THE TASK: List each line of the data in which the string "false" appears.

RAW DATA:
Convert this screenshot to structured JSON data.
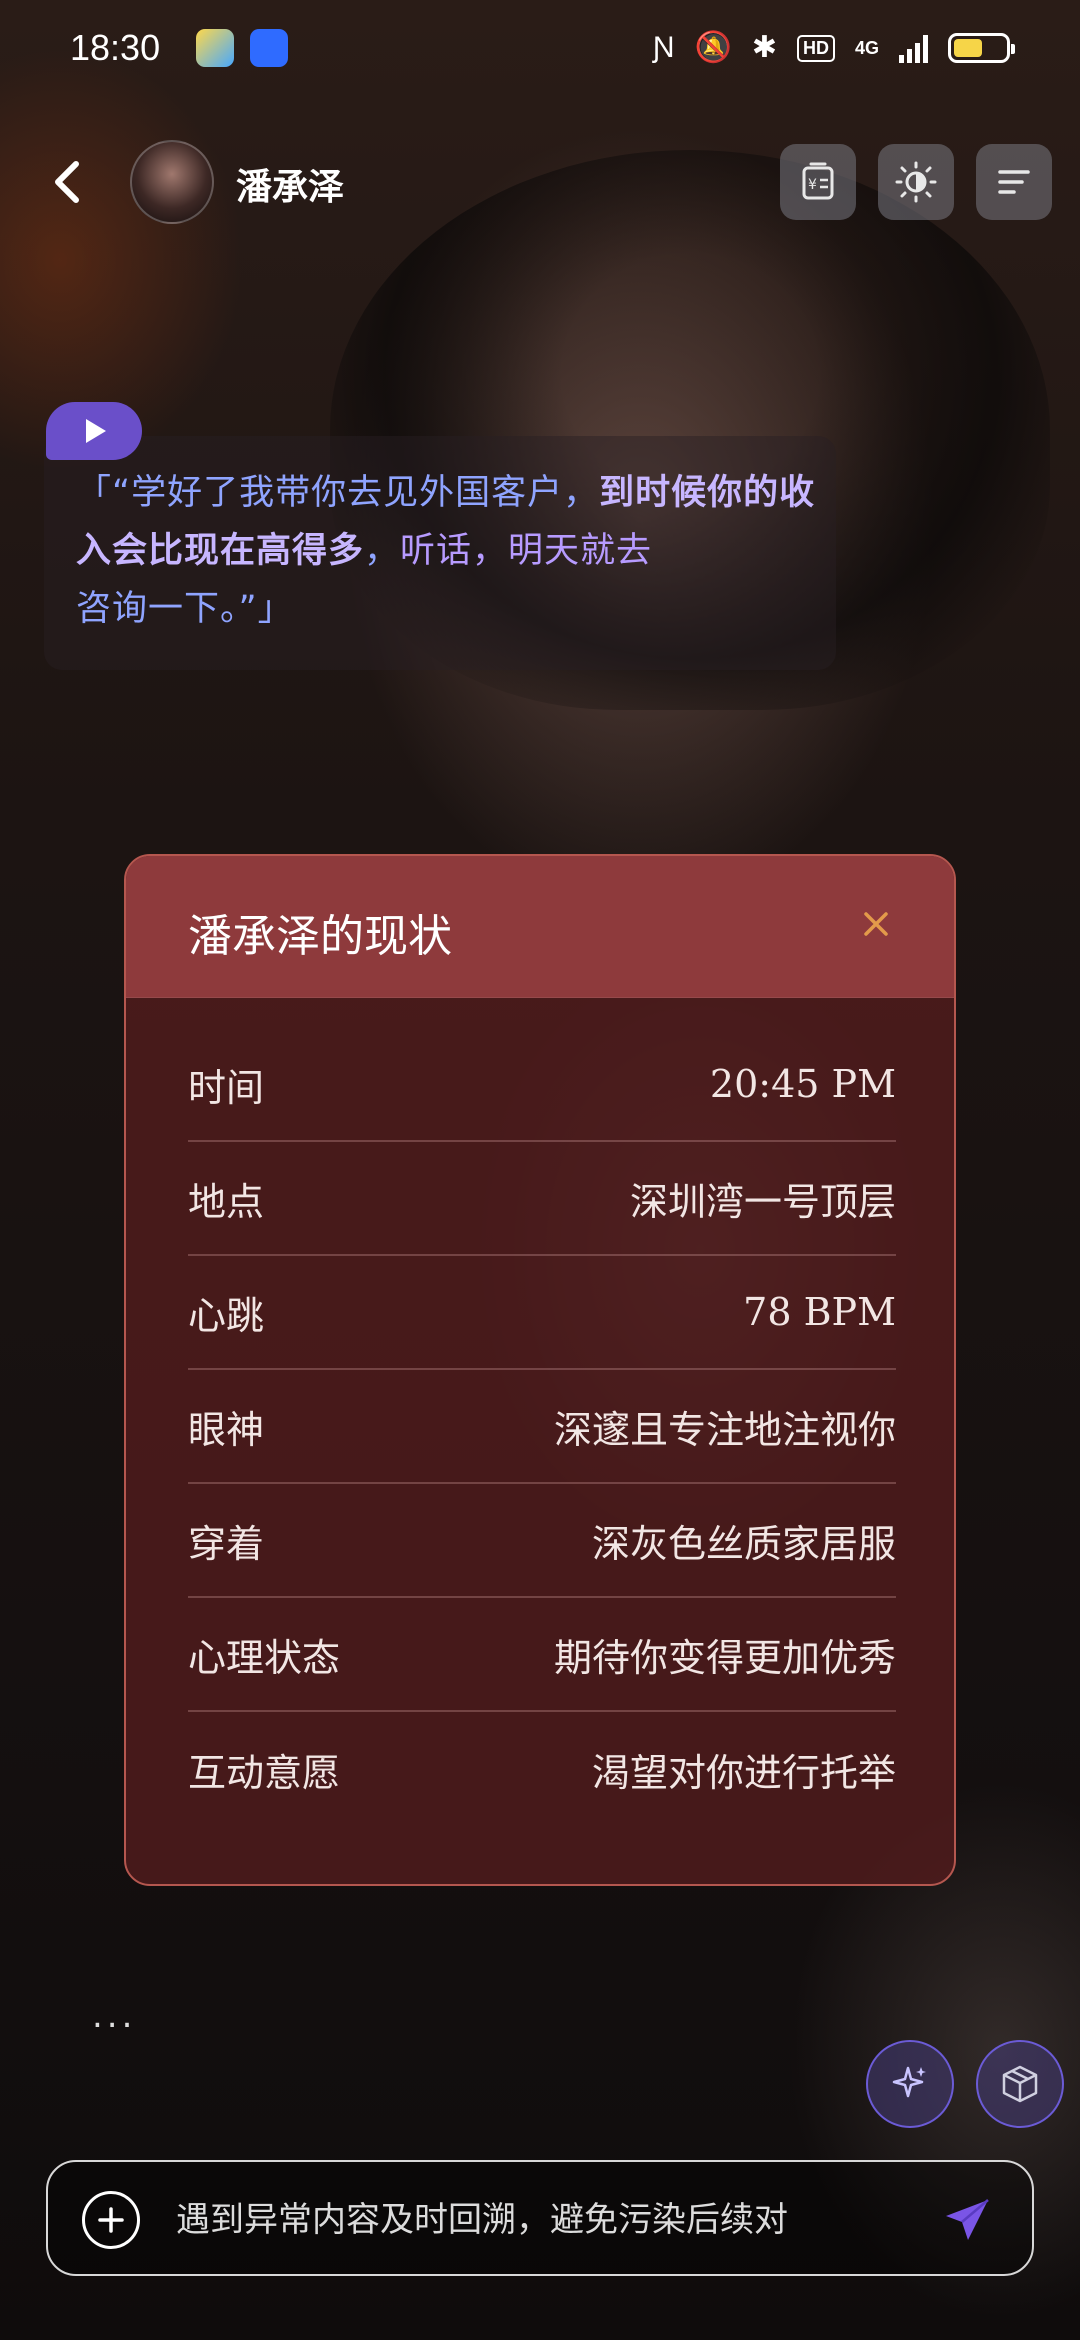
{
  "status_bar": {
    "time": "18:30",
    "network": "4G",
    "hd": "HD",
    "battery_level": 0.55
  },
  "header": {
    "character_name": "潘承泽",
    "buttons": [
      "wallet-icon",
      "theme-icon",
      "menu-icon"
    ]
  },
  "narration": {
    "open": "「“学好了我带你去见外国客户，",
    "bold": "到时候你的收入会比现在高得多",
    "mid": "，",
    "purple": "听话，明天就去",
    "close": "咨询一下。”」"
  },
  "status_card": {
    "title": "潘承泽的现状",
    "rows": [
      {
        "label": "时间",
        "value": "20:45 PM"
      },
      {
        "label": "地点",
        "value": "深圳湾一号顶层"
      },
      {
        "label": "心跳",
        "value": "78 BPM"
      },
      {
        "label": "眼神",
        "value": "深邃且专注地注视你"
      },
      {
        "label": "穿着",
        "value": "深灰色丝质家居服"
      },
      {
        "label": "心理状态",
        "value": "期待你变得更加优秀"
      },
      {
        "label": "互动意愿",
        "value": "渴望对你进行托举"
      }
    ]
  },
  "typing_indicator": "...",
  "input": {
    "placeholder": "遇到异常内容及时回溯，避免污染后续对"
  },
  "colors": {
    "accent": "#6a4fc9",
    "card_header": "#8e3a3c",
    "narration_blue": "#8fa4ff",
    "narration_purple": "#b79bff"
  }
}
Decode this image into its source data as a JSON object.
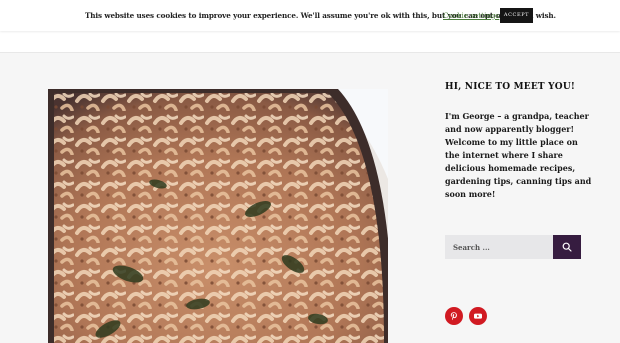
{
  "cookie_bar": {
    "message": "This website uses cookies to improve your experience. We'll assume you're ok with this, but you can opt-out if you wish.",
    "settings_label": "Cookie settings",
    "accept_label": "ACCEPT"
  },
  "header": {
    "fragment": ""
  },
  "sidebar": {
    "title": "HI, NICE TO MEET YOU!",
    "bio": "I'm George – a grandpa, teacher and now apparently blogger! Welcome to my little place on the internet where I share delicious homemade recipes, gardening tips, canning tips and soon more!",
    "search_placeholder": "Search ...",
    "social": [
      {
        "name": "pinterest",
        "icon": "pinterest-icon"
      },
      {
        "name": "youtube",
        "icon": "youtube-icon"
      }
    ]
  },
  "colors": {
    "accent": "#361c40",
    "social": "#d11a22",
    "background": "#f6f6f6"
  }
}
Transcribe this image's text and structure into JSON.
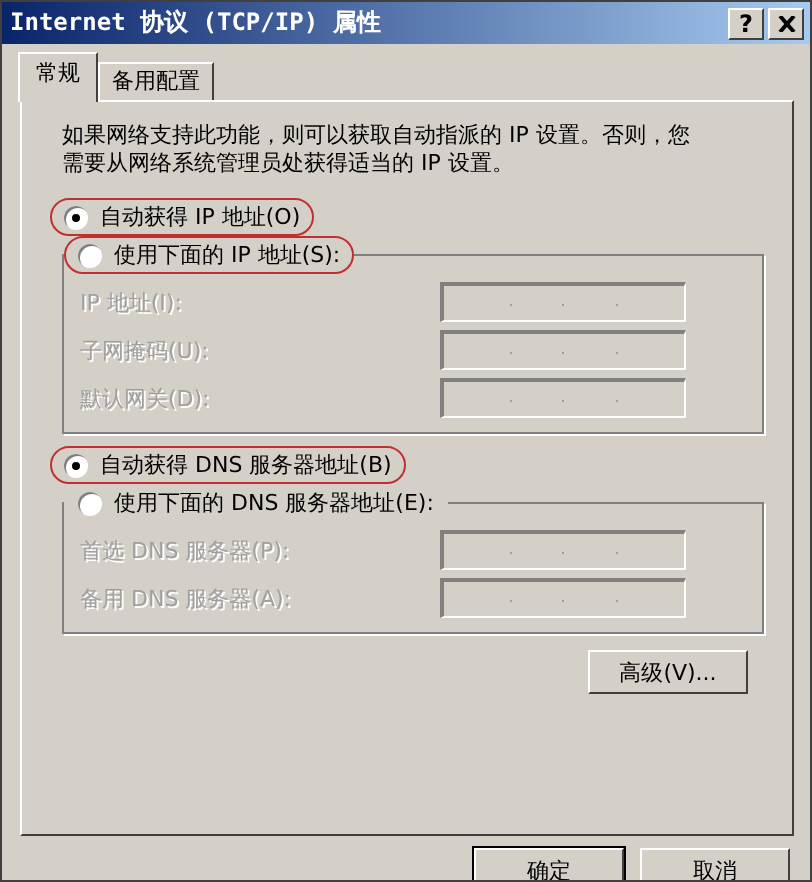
{
  "window": {
    "title": "Internet 协议 (TCP/IP) 属性",
    "help_button": "?"
  },
  "tabs": [
    {
      "label": "常规",
      "selected": true
    },
    {
      "label": "备用配置",
      "selected": false
    }
  ],
  "intro": "如果网络支持此功能，则可以获取自动指派的 IP 设置。否则，您需要从网络系统管理员处获得适当的 IP 设置。",
  "ip": {
    "options": [
      {
        "label": "自动获得 IP 地址(O)",
        "selected": true,
        "annotated": true
      },
      {
        "label": "使用下面的 IP 地址(S):",
        "selected": false,
        "annotated": true
      }
    ],
    "fields": [
      {
        "label": "IP 地址(I):",
        "disabled": true
      },
      {
        "label": "子网掩码(U):",
        "disabled": true
      },
      {
        "label": "默认网关(D):",
        "disabled": true
      }
    ]
  },
  "dns": {
    "options": [
      {
        "label": "自动获得 DNS 服务器地址(B)",
        "selected": true,
        "annotated": true
      },
      {
        "label": "使用下面的 DNS 服务器地址(E):",
        "selected": false,
        "annotated": false
      }
    ],
    "fields": [
      {
        "label": "首选 DNS 服务器(P):",
        "disabled": true
      },
      {
        "label": "备用 DNS 服务器(A):",
        "disabled": true
      }
    ]
  },
  "advanced_button": "高级(V)...",
  "buttons": [
    {
      "label": "确定",
      "default": true
    },
    {
      "label": "取消",
      "default": false
    }
  ]
}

SOLUTION TO THIS EXERCISE:
      "selected": false
        "selected": false,
        "selected": false,
        "annotated": false
      "default": false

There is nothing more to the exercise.